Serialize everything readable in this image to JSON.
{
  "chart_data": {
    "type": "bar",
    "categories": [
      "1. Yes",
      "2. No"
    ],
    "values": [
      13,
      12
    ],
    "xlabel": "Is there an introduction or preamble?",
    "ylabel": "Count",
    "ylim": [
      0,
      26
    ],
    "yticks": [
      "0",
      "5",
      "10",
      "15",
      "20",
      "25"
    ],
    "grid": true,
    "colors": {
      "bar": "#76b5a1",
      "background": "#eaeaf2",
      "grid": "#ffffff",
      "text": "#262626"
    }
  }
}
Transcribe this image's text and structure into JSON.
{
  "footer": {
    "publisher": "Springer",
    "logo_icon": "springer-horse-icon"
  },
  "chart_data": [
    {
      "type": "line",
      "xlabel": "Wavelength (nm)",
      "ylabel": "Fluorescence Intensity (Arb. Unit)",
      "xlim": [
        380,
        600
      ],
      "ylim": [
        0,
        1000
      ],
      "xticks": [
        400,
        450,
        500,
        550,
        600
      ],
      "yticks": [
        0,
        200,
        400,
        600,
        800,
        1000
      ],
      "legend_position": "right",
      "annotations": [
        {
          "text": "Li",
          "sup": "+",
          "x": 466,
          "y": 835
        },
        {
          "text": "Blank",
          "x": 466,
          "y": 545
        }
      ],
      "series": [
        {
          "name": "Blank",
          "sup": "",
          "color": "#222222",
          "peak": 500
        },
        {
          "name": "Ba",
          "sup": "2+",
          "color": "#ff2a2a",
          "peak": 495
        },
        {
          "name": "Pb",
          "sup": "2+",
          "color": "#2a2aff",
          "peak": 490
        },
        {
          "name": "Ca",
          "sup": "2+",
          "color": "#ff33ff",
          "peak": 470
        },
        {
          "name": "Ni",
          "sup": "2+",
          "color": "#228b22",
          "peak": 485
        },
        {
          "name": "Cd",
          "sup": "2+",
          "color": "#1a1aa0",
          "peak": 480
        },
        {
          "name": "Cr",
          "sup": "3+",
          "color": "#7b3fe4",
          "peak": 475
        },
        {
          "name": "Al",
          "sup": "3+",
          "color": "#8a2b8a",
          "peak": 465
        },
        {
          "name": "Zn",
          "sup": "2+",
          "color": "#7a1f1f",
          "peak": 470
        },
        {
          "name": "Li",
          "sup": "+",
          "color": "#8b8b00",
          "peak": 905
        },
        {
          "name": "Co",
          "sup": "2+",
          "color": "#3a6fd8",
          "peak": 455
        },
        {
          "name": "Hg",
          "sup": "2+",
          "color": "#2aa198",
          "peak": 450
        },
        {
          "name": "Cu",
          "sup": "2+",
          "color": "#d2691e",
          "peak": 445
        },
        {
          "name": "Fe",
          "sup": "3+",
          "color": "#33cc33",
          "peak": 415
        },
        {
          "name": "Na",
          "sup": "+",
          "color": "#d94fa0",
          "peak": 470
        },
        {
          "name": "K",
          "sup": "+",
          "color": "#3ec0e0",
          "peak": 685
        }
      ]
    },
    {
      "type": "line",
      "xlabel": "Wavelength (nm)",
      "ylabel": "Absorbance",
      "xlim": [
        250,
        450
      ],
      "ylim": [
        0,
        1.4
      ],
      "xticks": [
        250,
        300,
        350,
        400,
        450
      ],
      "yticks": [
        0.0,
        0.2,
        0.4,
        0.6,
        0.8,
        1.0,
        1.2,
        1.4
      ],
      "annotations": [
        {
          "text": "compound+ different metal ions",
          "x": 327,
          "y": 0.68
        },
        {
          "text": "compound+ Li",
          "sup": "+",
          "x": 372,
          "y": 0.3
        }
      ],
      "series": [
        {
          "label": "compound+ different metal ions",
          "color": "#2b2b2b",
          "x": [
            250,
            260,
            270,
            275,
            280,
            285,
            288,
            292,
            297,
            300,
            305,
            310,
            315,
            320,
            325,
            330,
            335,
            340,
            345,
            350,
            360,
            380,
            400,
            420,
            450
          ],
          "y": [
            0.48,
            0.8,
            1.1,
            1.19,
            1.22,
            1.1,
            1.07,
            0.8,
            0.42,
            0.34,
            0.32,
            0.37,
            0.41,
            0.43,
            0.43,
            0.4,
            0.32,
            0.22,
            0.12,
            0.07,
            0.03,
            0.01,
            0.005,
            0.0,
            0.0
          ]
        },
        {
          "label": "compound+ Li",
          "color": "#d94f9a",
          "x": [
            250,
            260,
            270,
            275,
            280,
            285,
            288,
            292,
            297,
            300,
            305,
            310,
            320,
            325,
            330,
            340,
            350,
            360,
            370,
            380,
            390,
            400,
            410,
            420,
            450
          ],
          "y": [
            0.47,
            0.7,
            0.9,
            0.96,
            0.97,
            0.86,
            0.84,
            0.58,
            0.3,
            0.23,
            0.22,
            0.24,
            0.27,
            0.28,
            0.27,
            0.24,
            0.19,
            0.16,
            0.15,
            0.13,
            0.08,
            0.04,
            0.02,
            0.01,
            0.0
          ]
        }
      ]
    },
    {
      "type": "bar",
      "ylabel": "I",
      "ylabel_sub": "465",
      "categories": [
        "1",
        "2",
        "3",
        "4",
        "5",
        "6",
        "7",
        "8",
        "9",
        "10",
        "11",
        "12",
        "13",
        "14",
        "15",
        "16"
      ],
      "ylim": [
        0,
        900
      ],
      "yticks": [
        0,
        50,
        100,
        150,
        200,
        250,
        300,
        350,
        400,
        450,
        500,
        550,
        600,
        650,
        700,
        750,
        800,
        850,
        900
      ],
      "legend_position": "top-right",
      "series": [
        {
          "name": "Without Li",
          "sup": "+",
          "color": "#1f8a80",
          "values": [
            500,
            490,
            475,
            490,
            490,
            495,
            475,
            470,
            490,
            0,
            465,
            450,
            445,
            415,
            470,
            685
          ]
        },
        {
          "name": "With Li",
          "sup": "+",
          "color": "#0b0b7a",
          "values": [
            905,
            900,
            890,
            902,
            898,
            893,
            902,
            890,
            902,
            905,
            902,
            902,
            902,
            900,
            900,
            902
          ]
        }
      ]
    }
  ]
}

■ ■ ■ ■ ■

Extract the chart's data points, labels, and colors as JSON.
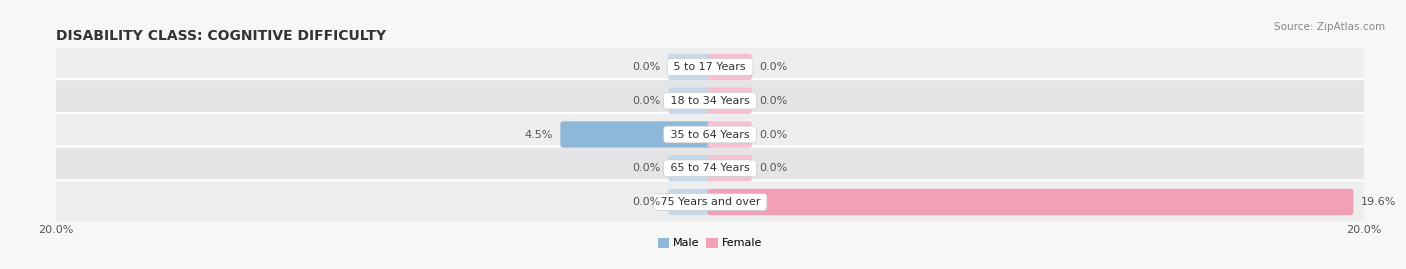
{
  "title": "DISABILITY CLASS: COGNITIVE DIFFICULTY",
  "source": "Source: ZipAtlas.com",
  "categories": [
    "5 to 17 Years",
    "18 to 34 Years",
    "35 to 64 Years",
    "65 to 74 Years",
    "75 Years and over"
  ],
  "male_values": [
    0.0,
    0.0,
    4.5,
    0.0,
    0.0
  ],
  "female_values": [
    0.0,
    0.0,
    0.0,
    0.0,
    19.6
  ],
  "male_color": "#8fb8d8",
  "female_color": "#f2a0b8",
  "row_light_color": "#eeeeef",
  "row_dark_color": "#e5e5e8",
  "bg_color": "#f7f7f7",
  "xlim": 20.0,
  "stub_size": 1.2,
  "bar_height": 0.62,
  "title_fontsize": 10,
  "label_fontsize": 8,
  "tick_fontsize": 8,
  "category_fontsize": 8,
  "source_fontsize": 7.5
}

■ ■ ■ ■ ■

* **Problem description**:
Search the records for the string "Years" and return every line in which it occurs.

* **Output for this task**:
    "5 to 17 Years",
    "18 to 34 Years",
    "35 to 64 Years",
    "65 to 74 Years",
    "75 Years and over"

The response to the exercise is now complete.